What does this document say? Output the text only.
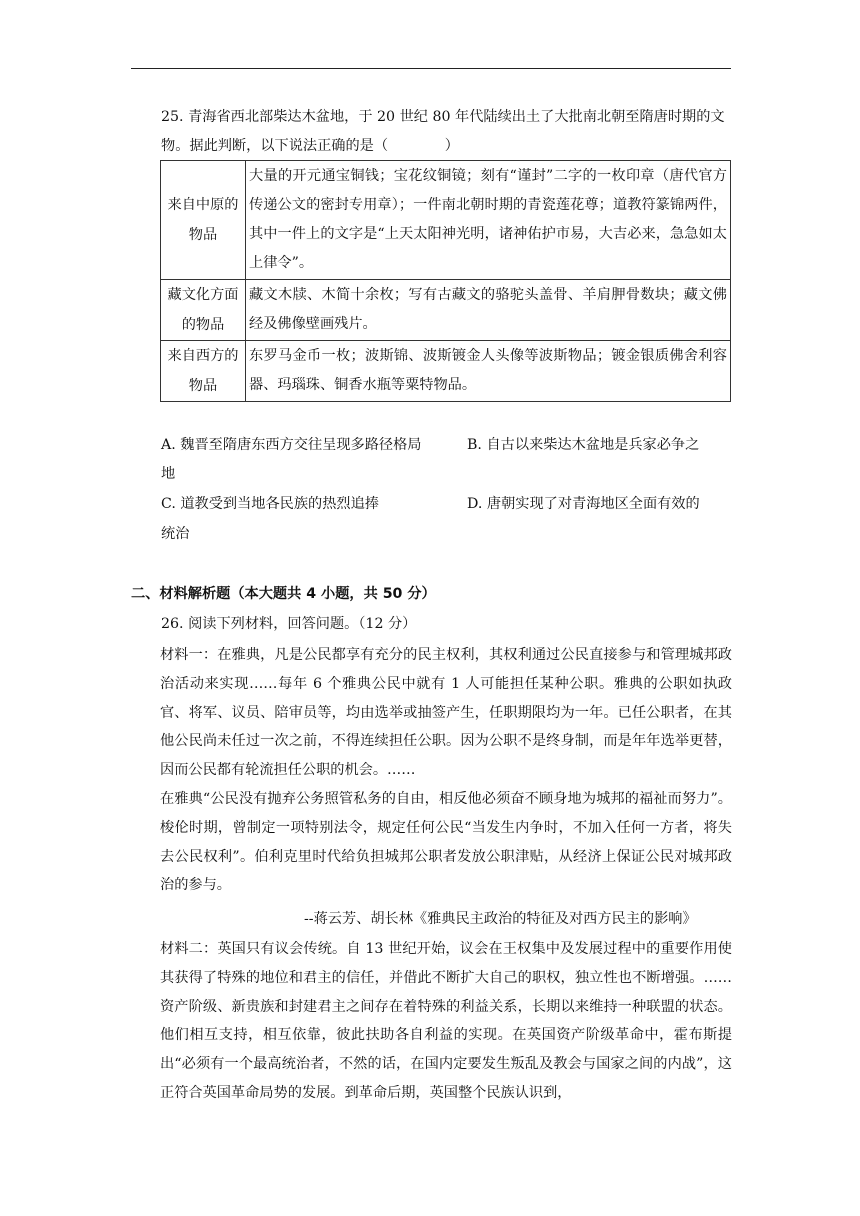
25. 青海省西北部柴达木盆地，于 20 世纪 80 年代陆续出土了大批南北朝至隋唐时期的文物。据此判断，以下说法正确的是（　　　　）
来自中原的物品	大量的开元通宝铜钱；宝花纹铜镜；刻有“谨封”二字的一枚印章（唐代官方传递公文的密封专用章）；一件南北朝时期的青瓷莲花尊；道教符篆锦两件，其中一件上的文字是“上天太阳神光明，诸神佑护市易，大吉必来，急急如太上律令”。
藏文化方面的物品	藏文木牍、木简十余枚；写有古藏文的骆驼头盖骨、羊肩胛骨数块；藏文佛经及佛像壁画残片。
来自西方的物品	东罗马金币一枚；波斯锦、波斯镀金人头像等波斯物品；镀金银质佛舍利容器、玛瑙珠、铜香水瓶等粟特物品。
A. 魏晋至隋唐东西方交往呈现多路径格局	B. 自古以来柴达木盆地是兵家必争之
地
C. 道教受到当地各民族的热烈追捧	D. 唐朝实现了对青海地区全面有效的
统治
二、材料解析题（本大题共 4 小题，共 50 分）
26. 阅读下列材料，回答问题。（12 分）
材料一：在雅典，凡是公民都享有充分的民主权利，其权利通过公民直接参与和管理城邦政治活动来实现……每年 6 个雅典公民中就有 1 人可能担任某种公职。雅典的公职如执政官、将军、议员、陪审员等，均由选举或抽签产生，任职期限均为一年。已任公职者，在其他公民尚未任过一次之前，不得连续担任公职。因为公职不是终身制，而是年年选举更替，因而公民都有轮流担任公职的机会。……
在雅典“公民没有抛弃公务照管私务的自由，相反他必须奋不顾身地为城邦的福祉而努力”。梭伦时期，曾制定一项特别法令，规定任何公民“当发生内争时，不加入任何一方者，将失去公民权利”。伯利克里时代给负担城邦公职者发放公职津贴，从经济上保证公民对城邦政治的参与。
--蒋云芳、胡长林《雅典民主政治的特征及对西方民主的影响》
材料二：英国只有议会传统。自 13 世纪开始，议会在王权集中及发展过程中的重要作用使其获得了特殊的地位和君主的信任，并借此不断扩大自己的职权，独立性也不断增强。……资产阶级、新贵族和封建君主之间存在着特殊的利益关系，长期以来维持一种联盟的状态。他们相互支持，相互依靠，彼此扶助各自利益的实现。在英国资产阶级革命中，霍布斯提出“必须有一个最高统治者，不然的话，在国内定要发生叛乱及教会与国家之间的内战”，这正符合英国革命局势的发展。到革命后期，英国整个民族认识到，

-----

### Instruction
Leave out the pictures and print each record exactly as it stands.

### Solution below
What does this document say? Output the text only.
25. 青海省西北部柴达木盆地，于 20 世纪 80 年代陆续出土了大批南北朝至隋唐时期的文物。据此判断，以下说法正确的是（　　　　）
来自中原的物品	大量的开元通宝铜钱；宝花纹铜镜；刻有“谨封”二字的一枚印章（唐代官方传递公文的密封专用章）；一件南北朝时期的青瓷莲花尊；道教符篆锦两件，其中一件上的文字是“上天太阳神光明，诸神佑护市易，大吉必来，急急如太上律令”。
藏文化方面的物品	藏文木牍、木简十余枚；写有古藏文的骆驼头盖骨、羊肩胛骨数块；藏文佛经及佛像壁画残片。
来自西方的物品	东罗马金币一枚；波斯锦、波斯镀金人头像等波斯物品；镀金银质佛舍利容器、玛瑙珠、铜香水瓶等粟特物品。
A. 魏晋至隋唐东西方交往呈现多路径格局	B. 自古以来柴达木盆地是兵家必争之
地
C. 道教受到当地各民族的热烈追捧	D. 唐朝实现了对青海地区全面有效的
统治
二、材料解析题（本大题共 4 小题，共 50 分）
26. 阅读下列材料，回答问题。（12 分）
材料一：在雅典，凡是公民都享有充分的民主权利，其权利通过公民直接参与和管理城邦政治活动来实现……每年 6 个雅典公民中就有 1 人可能担任某种公职。雅典的公职如执政官、将军、议员、陪审员等，均由选举或抽签产生，任职期限均为一年。已任公职者，在其他公民尚未任过一次之前，不得连续担任公职。因为公职不是终身制，而是年年选举更替，因而公民都有轮流担任公职的机会。……
在雅典“公民没有抛弃公务照管私务的自由，相反他必须奋不顾身地为城邦的福祉而努力”。梭伦时期，曾制定一项特别法令，规定任何公民“当发生内争时，不加入任何一方者，将失去公民权利”。伯利克里时代给负担城邦公职者发放公职津贴，从经济上保证公民对城邦政治的参与。
--蒋云芳、胡长林《雅典民主政治的特征及对西方民主的影响》
材料二：英国只有议会传统。自 13 世纪开始，议会在王权集中及发展过程中的重要作用使其获得了特殊的地位和君主的信任，并借此不断扩大自己的职权，独立性也不断增强。……资产阶级、新贵族和封建君主之间存在着特殊的利益关系，长期以来维持一种联盟的状态。他们相互支持，相互依靠，彼此扶助各自利益的实现。在英国资产阶级革命中，霍布斯提出“必须有一个最高统治者，不然的话，在国内定要发生叛乱及教会与国家之间的内战”，这正符合英国革命局势的发展。到革命后期，英国整个民族认识到，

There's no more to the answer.